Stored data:

%%

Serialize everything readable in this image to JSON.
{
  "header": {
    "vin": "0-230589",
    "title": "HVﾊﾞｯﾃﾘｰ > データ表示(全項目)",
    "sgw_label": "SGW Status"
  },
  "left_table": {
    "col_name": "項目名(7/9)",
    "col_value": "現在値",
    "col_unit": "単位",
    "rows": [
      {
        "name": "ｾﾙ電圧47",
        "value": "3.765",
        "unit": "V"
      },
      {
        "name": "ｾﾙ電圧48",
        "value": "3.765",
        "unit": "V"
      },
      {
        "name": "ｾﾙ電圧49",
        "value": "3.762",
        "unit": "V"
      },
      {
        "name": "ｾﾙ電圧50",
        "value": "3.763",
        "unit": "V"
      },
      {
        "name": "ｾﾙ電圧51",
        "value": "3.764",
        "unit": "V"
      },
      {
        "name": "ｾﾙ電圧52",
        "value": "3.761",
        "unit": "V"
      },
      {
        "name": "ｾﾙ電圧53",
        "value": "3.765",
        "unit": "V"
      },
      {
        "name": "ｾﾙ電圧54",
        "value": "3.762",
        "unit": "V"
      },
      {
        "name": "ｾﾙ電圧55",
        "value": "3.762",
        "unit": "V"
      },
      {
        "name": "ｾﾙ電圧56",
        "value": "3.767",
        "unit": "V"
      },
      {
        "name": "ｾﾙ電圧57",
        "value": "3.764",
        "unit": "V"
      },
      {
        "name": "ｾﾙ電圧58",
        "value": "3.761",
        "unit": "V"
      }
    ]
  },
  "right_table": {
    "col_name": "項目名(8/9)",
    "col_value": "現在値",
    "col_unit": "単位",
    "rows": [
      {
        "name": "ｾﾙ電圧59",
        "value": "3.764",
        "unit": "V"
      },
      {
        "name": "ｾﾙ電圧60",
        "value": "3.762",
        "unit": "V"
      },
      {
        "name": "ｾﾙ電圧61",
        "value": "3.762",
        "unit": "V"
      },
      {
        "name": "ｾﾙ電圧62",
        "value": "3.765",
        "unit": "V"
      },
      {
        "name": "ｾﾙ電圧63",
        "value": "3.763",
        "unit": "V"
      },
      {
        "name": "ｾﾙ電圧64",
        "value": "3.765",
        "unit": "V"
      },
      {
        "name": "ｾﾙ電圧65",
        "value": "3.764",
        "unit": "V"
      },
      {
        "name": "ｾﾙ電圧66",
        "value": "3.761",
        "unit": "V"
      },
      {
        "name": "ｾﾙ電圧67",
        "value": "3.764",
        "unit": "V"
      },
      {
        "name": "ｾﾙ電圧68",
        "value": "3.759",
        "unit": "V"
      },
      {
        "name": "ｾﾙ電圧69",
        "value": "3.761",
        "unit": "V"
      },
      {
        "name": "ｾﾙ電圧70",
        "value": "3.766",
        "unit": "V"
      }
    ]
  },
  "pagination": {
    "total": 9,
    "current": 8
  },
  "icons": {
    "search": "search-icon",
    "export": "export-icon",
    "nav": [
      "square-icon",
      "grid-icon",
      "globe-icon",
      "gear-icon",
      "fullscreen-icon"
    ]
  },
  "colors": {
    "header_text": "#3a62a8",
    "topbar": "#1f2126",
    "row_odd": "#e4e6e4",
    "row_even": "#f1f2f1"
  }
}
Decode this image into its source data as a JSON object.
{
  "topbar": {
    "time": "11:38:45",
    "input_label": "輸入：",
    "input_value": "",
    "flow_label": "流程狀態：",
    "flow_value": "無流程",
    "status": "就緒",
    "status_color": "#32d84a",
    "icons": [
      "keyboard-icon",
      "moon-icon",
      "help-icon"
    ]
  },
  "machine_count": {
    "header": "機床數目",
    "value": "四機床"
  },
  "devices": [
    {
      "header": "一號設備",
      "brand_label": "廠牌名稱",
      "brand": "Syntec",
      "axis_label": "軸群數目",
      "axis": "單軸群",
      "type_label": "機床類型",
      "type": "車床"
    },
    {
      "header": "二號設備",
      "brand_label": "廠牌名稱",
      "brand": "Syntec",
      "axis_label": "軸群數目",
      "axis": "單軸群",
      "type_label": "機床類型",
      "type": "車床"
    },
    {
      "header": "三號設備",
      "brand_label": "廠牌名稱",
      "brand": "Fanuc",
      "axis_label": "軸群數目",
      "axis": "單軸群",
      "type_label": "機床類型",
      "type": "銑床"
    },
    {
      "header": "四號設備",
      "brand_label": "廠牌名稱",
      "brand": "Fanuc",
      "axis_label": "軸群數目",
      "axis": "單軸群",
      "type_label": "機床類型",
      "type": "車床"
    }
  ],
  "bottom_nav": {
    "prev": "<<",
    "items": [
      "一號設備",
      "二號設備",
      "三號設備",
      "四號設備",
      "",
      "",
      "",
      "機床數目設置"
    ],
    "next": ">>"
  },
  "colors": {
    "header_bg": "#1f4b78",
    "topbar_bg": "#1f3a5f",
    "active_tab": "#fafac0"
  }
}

%%

Request> Return precisely the lines of the records, starting with the line that holds "Decode this image" and ending with the last one.

Finished task>
Decode this image into its source data as a JSON object.
{
  "topbar": {
    "time": "11:38:45",
    "input_label": "輸入：",
    "input_value": "",
    "flow_label": "流程狀態：",
    "flow_value": "無流程",
    "status": "就緒",
    "status_color": "#32d84a",
    "icons": [
      "keyboard-icon",
      "moon-icon",
      "help-icon"
    ]
  },
  "machine_count": {
    "header": "機床數目",
    "value": "四機床"
  },
  "devices": [
    {
      "header": "一號設備",
      "brand_label": "廠牌名稱",
      "brand": "Syntec",
      "axis_label": "軸群數目",
      "axis": "單軸群",
      "type_label": "機床類型",
      "type": "車床"
    },
    {
      "header": "二號設備",
      "brand_label": "廠牌名稱",
      "brand": "Syntec",
      "axis_label": "軸群數目",
      "axis": "單軸群",
      "type_label": "機床類型",
      "type": "車床"
    },
    {
      "header": "三號設備",
      "brand_label": "廠牌名稱",
      "brand": "Fanuc",
      "axis_label": "軸群數目",
      "axis": "單軸群",
      "type_label": "機床類型",
      "type": "銑床"
    },
    {
      "header": "四號設備",
      "brand_label": "廠牌名稱",
      "brand": "Fanuc",
      "axis_label": "軸群數目",
      "axis": "單軸群",
      "type_label": "機床類型",
      "type": "車床"
    }
  ],
  "bottom_nav": {
    "prev": "<<",
    "items": [
      "一號設備",
      "二號設備",
      "三號設備",
      "四號設備",
      "",
      "",
      "",
      "機床數目設置"
    ],
    "next": ">>"
  },
  "colors": {
    "header_bg": "#1f4b78",
    "topbar_bg": "#1f3a5f",
    "active_tab": "#fafac0"
  }
}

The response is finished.